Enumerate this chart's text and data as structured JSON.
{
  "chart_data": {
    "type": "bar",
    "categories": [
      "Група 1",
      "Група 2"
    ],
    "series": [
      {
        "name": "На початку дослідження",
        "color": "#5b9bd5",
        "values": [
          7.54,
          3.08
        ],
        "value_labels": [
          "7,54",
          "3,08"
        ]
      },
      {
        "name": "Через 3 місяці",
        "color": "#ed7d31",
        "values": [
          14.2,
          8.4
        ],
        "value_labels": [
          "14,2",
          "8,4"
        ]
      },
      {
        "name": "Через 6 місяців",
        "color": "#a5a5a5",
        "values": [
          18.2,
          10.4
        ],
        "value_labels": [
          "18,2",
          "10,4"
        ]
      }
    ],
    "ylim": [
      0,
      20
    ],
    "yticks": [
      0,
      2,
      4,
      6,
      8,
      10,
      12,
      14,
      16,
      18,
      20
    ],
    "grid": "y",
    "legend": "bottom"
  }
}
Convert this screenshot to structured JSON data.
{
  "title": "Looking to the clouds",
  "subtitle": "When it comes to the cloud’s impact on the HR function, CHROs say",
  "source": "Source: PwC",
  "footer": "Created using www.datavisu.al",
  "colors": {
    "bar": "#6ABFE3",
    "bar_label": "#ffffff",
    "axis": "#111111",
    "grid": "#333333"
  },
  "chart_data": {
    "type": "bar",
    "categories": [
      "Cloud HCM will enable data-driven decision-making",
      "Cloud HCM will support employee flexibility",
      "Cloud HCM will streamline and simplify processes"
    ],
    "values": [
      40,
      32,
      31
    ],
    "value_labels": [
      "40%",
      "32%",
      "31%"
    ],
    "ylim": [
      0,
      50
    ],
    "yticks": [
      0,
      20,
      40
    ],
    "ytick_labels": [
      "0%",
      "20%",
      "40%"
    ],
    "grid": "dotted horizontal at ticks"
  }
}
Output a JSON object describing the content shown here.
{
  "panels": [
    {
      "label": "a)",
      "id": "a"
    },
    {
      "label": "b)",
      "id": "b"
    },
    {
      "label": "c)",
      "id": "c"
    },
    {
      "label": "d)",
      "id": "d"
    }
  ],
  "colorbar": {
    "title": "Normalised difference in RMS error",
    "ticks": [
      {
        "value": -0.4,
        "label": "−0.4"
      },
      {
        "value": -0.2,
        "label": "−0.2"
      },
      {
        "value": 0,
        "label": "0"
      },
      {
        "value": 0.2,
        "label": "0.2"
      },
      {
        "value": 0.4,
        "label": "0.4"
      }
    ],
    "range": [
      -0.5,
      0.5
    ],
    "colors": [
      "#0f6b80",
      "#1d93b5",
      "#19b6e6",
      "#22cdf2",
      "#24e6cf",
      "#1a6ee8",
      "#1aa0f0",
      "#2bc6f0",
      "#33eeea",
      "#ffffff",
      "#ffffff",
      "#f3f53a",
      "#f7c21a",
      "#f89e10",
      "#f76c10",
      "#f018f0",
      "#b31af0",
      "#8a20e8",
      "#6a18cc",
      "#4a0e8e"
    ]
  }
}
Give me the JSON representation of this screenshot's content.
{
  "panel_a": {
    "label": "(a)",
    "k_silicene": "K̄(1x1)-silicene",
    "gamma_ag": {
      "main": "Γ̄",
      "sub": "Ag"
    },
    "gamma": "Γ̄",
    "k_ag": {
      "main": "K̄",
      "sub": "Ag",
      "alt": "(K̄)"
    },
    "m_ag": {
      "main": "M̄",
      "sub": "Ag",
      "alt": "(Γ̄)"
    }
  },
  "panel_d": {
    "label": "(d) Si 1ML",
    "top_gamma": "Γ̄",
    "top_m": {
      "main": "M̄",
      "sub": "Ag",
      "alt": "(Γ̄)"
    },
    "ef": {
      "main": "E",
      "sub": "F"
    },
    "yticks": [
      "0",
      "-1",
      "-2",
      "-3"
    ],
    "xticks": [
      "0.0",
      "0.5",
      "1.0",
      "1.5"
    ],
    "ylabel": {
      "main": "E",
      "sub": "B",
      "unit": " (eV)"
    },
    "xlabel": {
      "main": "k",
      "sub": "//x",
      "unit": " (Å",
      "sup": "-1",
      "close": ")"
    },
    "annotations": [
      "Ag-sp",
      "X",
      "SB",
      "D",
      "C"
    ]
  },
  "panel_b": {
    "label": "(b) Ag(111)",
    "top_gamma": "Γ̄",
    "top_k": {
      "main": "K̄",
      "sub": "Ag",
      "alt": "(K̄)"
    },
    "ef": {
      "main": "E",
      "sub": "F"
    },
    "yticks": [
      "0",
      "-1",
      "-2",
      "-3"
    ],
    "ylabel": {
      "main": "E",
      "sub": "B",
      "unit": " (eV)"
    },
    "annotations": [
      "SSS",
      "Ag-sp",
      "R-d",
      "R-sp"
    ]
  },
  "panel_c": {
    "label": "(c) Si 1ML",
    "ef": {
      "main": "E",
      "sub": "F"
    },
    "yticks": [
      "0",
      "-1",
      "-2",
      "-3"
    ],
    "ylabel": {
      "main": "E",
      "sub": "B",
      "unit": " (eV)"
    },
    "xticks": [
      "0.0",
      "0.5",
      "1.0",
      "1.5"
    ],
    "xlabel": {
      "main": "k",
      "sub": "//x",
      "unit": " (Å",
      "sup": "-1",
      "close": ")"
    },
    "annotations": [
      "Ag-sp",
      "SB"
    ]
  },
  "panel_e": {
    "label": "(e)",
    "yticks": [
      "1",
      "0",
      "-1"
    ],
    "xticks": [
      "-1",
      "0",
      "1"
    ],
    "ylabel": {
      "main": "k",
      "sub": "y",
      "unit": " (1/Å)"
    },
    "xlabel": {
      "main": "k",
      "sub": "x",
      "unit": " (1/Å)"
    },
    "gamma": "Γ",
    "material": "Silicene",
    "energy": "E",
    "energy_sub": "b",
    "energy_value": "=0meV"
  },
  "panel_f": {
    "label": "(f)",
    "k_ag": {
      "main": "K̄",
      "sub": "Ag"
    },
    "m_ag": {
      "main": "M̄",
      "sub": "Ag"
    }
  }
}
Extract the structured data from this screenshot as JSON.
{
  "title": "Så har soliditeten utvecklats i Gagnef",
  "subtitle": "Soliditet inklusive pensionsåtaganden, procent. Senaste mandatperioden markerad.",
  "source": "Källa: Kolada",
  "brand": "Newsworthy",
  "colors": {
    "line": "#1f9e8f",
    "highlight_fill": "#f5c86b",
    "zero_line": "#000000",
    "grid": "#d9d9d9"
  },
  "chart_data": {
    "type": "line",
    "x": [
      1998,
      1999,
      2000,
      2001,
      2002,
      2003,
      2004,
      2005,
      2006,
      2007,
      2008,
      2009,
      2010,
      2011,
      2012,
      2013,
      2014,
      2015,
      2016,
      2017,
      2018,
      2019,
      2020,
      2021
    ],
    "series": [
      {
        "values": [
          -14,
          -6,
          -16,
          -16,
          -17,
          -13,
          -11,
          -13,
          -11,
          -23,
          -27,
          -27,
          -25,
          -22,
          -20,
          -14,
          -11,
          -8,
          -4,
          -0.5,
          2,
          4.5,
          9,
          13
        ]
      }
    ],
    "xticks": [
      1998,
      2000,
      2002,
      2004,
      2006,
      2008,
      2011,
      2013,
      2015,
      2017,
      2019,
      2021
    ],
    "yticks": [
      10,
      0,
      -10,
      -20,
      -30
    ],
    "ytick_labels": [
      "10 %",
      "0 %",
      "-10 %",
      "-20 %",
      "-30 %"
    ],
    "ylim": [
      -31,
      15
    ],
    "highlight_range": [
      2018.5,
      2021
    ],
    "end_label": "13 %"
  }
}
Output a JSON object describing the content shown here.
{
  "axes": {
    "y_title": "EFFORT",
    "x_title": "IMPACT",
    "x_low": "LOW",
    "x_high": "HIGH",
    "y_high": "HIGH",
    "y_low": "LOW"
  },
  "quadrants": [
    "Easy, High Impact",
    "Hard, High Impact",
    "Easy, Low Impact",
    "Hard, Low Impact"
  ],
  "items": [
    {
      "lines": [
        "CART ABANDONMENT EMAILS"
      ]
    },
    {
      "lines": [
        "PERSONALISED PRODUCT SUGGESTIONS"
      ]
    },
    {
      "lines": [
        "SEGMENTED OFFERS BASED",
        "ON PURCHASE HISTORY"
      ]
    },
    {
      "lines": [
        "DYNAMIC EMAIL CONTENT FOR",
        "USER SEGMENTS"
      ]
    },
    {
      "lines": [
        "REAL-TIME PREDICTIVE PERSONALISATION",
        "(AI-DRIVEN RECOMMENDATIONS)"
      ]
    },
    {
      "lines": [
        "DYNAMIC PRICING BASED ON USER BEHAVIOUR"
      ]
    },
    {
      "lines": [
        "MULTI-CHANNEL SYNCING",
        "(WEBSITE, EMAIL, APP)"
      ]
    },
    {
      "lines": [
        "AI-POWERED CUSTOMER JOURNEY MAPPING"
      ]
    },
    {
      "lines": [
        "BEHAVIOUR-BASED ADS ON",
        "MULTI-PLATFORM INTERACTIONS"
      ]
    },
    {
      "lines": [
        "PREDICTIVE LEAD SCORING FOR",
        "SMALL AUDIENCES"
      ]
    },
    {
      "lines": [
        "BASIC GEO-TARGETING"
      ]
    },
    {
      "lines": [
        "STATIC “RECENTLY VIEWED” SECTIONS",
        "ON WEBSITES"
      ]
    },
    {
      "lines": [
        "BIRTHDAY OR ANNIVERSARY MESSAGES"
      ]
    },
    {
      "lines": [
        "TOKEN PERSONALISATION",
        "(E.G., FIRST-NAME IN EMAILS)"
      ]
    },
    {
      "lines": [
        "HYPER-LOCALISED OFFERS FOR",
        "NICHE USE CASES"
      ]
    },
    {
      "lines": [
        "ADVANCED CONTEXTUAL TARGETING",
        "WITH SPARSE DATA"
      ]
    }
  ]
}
*****
__TASK DESCRIPTION__.
Look through the entries above and list every line containing "structured".

__EXERCISE ANSWER__.
Enumerate this chart's text and data as structured JSON.
Convert this screenshot to structured JSON data.
Extract the structured data from this screenshot as JSON.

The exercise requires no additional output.